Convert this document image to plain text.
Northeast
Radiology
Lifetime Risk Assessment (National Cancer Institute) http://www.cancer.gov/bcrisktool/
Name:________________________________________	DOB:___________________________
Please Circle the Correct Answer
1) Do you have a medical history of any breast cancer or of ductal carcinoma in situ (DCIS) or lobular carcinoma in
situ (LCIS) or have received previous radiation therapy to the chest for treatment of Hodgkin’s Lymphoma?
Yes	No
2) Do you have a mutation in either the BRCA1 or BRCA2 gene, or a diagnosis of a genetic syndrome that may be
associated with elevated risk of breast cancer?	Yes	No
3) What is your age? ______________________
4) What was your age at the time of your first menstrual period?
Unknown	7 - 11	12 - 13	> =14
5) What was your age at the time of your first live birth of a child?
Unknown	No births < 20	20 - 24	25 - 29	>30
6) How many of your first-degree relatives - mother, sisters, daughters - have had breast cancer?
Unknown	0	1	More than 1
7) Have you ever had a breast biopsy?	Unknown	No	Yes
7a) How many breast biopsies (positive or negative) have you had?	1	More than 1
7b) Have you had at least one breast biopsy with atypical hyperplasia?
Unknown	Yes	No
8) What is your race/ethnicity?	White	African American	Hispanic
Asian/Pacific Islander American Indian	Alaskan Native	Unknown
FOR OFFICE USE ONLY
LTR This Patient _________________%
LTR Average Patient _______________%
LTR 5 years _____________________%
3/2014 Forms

___

● What the exercise asks
Only lines with the word "than" are wanted, so copy each one from the records.

● Exercise response
Unknown	0	1	More than 1
7a) How many breast biopsies (positive or negative) have you had?	1	More than 1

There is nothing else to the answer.